Data extracted from a collection

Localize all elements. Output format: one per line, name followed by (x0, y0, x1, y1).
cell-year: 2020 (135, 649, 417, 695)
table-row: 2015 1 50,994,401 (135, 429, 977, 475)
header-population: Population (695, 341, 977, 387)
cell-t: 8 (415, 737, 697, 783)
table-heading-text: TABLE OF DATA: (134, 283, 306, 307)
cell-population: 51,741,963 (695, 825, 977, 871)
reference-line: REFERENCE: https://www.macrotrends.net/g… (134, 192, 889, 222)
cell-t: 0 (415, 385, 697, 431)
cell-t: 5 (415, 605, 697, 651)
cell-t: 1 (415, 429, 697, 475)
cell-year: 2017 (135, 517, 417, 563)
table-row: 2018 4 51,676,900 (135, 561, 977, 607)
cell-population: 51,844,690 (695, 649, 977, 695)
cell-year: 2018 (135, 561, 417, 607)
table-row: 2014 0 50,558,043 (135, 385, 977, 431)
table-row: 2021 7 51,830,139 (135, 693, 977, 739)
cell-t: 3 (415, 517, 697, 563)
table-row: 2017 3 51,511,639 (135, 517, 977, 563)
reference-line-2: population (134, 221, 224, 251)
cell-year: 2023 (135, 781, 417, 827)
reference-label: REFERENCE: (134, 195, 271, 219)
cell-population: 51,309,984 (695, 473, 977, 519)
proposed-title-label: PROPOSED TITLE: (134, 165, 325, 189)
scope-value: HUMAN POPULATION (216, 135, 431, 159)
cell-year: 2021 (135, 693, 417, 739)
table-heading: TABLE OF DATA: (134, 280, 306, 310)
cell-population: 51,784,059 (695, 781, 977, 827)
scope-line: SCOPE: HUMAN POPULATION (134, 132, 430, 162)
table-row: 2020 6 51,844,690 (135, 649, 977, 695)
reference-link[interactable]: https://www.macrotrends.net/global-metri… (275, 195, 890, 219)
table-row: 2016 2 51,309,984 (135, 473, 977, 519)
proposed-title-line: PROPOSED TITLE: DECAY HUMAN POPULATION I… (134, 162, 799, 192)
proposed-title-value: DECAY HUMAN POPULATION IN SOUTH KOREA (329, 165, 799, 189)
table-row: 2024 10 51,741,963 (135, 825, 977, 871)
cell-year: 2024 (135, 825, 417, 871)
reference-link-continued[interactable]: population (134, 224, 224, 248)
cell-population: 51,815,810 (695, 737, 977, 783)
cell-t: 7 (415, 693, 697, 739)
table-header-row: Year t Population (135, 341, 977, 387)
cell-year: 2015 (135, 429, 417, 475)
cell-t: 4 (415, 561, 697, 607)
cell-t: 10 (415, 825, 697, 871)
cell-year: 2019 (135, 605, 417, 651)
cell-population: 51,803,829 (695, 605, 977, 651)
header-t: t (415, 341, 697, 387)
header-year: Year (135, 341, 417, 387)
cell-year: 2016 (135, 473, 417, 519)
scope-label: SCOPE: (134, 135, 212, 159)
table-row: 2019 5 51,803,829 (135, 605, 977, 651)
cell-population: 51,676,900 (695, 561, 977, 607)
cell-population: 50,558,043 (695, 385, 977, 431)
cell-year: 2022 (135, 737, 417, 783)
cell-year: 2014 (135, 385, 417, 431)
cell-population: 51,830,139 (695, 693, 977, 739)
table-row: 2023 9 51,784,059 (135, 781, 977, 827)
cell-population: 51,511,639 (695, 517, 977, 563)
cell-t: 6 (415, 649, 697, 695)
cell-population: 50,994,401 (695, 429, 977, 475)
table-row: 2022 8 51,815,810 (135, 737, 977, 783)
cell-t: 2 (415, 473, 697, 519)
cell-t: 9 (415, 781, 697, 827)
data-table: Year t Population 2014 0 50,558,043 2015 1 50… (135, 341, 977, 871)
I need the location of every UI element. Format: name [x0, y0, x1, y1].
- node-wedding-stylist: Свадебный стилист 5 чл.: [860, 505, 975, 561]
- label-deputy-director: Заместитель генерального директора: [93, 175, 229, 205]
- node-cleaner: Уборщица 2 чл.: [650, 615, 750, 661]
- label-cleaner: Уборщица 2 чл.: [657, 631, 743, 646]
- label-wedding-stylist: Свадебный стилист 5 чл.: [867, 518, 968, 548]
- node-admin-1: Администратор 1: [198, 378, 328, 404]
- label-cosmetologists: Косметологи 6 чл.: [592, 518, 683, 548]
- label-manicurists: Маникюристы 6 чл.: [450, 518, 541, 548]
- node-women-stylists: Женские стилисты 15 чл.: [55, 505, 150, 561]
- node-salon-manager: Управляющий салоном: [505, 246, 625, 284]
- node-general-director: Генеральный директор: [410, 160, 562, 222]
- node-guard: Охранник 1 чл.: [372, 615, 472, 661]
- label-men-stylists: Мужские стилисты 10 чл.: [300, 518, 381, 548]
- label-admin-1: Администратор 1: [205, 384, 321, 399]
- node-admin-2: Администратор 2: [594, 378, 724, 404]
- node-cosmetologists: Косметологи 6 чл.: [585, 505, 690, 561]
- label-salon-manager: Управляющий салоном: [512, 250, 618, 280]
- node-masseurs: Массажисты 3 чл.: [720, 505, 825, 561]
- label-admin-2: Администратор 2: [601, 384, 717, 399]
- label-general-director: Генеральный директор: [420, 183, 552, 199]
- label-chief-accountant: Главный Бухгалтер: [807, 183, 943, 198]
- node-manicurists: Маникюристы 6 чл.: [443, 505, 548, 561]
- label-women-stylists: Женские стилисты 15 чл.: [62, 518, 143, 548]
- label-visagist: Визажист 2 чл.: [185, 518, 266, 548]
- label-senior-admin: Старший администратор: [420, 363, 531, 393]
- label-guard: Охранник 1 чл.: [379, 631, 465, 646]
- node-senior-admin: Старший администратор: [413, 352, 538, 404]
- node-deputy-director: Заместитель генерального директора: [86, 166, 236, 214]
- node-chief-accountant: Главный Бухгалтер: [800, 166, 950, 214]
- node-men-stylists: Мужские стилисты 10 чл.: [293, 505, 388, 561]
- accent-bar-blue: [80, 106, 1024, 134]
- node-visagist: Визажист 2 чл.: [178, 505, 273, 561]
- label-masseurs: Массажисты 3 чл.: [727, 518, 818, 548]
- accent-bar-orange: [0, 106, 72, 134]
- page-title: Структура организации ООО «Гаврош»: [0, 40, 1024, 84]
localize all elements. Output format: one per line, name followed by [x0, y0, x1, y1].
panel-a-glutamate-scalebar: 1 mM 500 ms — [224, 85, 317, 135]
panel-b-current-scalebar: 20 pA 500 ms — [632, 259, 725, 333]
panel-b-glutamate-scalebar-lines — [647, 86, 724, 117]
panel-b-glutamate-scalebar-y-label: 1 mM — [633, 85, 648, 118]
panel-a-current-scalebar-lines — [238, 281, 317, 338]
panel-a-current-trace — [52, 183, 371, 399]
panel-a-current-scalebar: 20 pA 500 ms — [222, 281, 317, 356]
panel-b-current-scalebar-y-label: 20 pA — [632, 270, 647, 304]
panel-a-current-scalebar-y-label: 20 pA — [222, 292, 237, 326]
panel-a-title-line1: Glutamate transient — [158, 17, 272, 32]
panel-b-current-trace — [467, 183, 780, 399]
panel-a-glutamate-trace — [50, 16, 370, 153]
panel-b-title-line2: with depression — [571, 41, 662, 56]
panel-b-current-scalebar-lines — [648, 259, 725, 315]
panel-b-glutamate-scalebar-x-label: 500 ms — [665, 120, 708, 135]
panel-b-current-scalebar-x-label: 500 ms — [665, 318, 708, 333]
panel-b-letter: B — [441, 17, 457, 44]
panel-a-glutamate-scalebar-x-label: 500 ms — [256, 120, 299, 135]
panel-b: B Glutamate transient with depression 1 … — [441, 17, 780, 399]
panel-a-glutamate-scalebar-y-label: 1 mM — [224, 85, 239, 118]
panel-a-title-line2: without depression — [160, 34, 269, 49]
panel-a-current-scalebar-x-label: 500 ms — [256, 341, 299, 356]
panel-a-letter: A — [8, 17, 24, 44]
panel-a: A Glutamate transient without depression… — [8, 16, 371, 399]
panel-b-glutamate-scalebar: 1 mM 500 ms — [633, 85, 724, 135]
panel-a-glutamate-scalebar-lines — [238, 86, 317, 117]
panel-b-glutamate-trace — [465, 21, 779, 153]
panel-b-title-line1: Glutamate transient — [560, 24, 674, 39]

Written request> Please count how many of the lines above contain the string "guard", treating uppercase and lowercase letters as distinct. Reply with the number alone.

Worked solution> 2